What to produce
Repeat the data below exactly, dropping any pictures it holds.

[Data records]
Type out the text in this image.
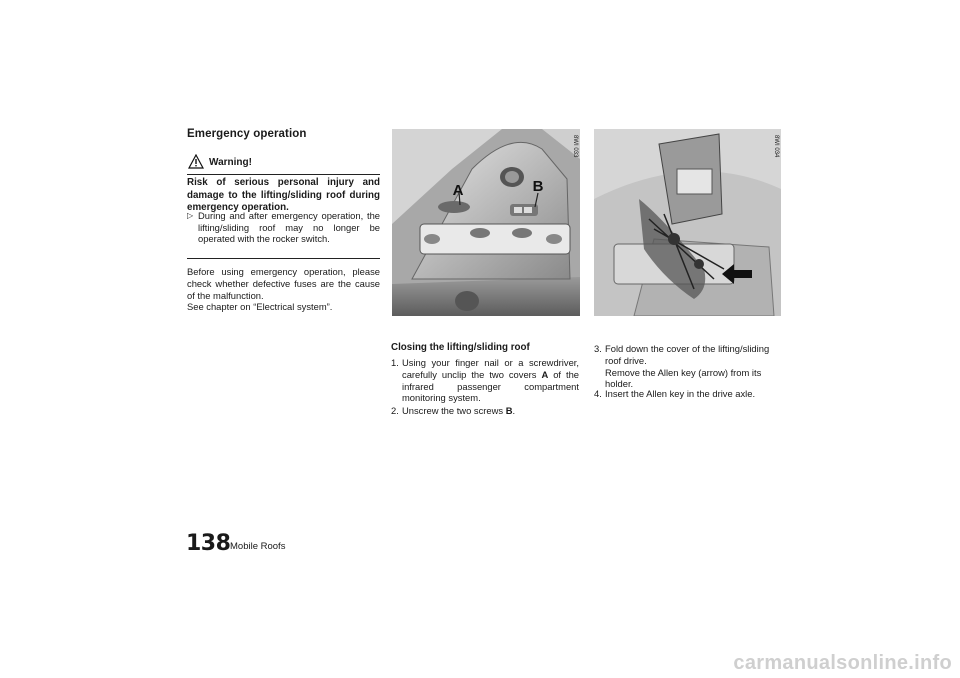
Emergency operation
Warning!
Risk of serious personal injury and damage to the lifting/sliding roof during emergency operation.
▷ During and after emergency operation, the lifting/sliding roof may no longer be operated with the rocker switch.
Before using emergency operation, please check whether defective fuses are the cause of the malfunction.
See chapter on “Electrical system”.
A	B
8WI 033	8WI 034
Closing the lifting/sliding roof
1. Using your finger nail or a screwdriver, carefully unclip the two covers A of the infrared passenger compartment monitoring system.
2. Unscrew the two screws B.
3. Fold down the cover of the lifting/sliding roof drive.
Remove the Allen key (arrow) from its holder.
4. Insert the Allen key in the drive axle.
138 Mobile Roofs
carmanualsonline.info
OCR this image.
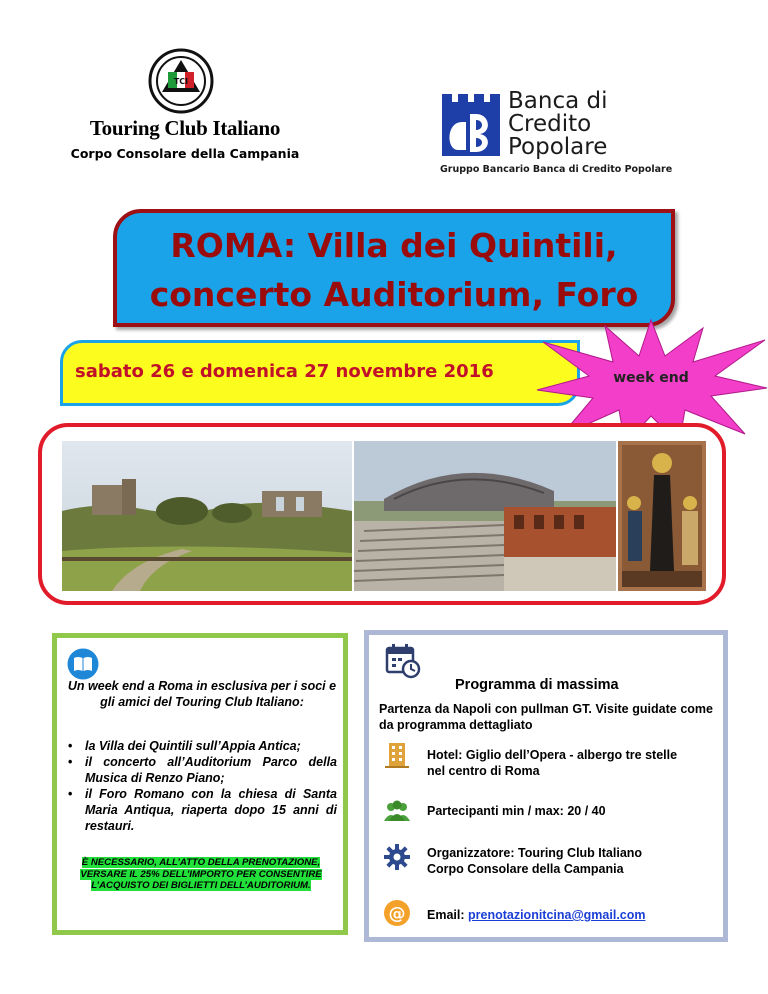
TCI
Touring Club Italiano
Corpo Consolare della Campania
Banca di
Credito
Popolare
Gruppo Bancario Banca di Credito Popolare
ROMA: Villa dei Quintili,
concerto Auditorium, Foro
sabato 26 e domenica 27 novembre 2016	week end
Un week end a Roma in esclusiva per i soci e gli amici del Touring Club Italiano:
• la Villa dei Quintili sull’Appia Antica;
• il concerto all’Auditorium Parco della Musica di Renzo Piano;
• il Foro Romano con la chiesa di Santa Maria Antiqua, riaperta dopo 15 anni di restauri.
È NECESSARIO, ALL’ATTO DELLA PRENOTAZIONE, VERSARE IL 25% DELL’IMPORTO PER CONSENTIRE L’ACQUISTO DEI BIGLIETTI DELL’AUDITORIUM.
Programma di massima
Partenza da Napoli con pullman GT. Visite guidate come da programma dettagliato
Hotel: Giglio dell’Opera - albergo tre stelle nel centro di Roma
Partecipanti min / max: 20 / 40
Organizzatore: Touring Club Italiano
Corpo Consolare della Campania
@ Email: prenotazionitcina@gmail.com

Result of the exercise
Type out the text in this image.
Emergency operation
Warning!
Risk of serious personal injury and damage to the lifting/sliding roof during emergency operation.
▷ During and after emergency operation, the lifting/sliding roof may no longer be operated with the rocker switch.
Before using emergency operation, please check whether defective fuses are the cause of the malfunction.
See chapter on “Electrical system”.
A	B
8WI 033	8WI 034
Closing the lifting/sliding roof
1. Using your finger nail or a screwdriver, carefully unclip the two covers A of the infrared passenger compartment monitoring system.
2. Unscrew the two screws B.
3. Fold down the cover of the lifting/sliding roof drive.
Remove the Allen key (arrow) from its holder.
4. Insert the Allen key in the drive axle.
138 Mobile Roofs
carmanualsonline.info
OCR this image.
TCI
Touring Club Italiano
Corpo Consolare della Campania
Banca di
Credito
Popolare
Gruppo Bancario Banca di Credito Popolare
ROMA: Villa dei Quintili,
concerto Auditorium, Foro
sabato 26 e domenica 27 novembre 2016	week end
Un week end a Roma in esclusiva per i soci e gli amici del Touring Club Italiano:
• la Villa dei Quintili sull’Appia Antica;
• il concerto all’Auditorium Parco della Musica di Renzo Piano;
• il Foro Romano con la chiesa di Santa Maria Antiqua, riaperta dopo 15 anni di restauri.
È NECESSARIO, ALL’ATTO DELLA PRENOTAZIONE, VERSARE IL 25% DELL’IMPORTO PER CONSENTIRE L’ACQUISTO DEI BIGLIETTI DELL’AUDITORIUM.
Programma di massima
Partenza da Napoli con pullman GT. Visite guidate come da programma dettagliato
Hotel: Giglio dell’Opera - albergo tre stelle nel centro di Roma
Partecipanti min / max: 20 / 40
Organizzatore: Touring Club Italiano
Corpo Consolare della Campania
@ Email: prenotazionitcina@gmail.com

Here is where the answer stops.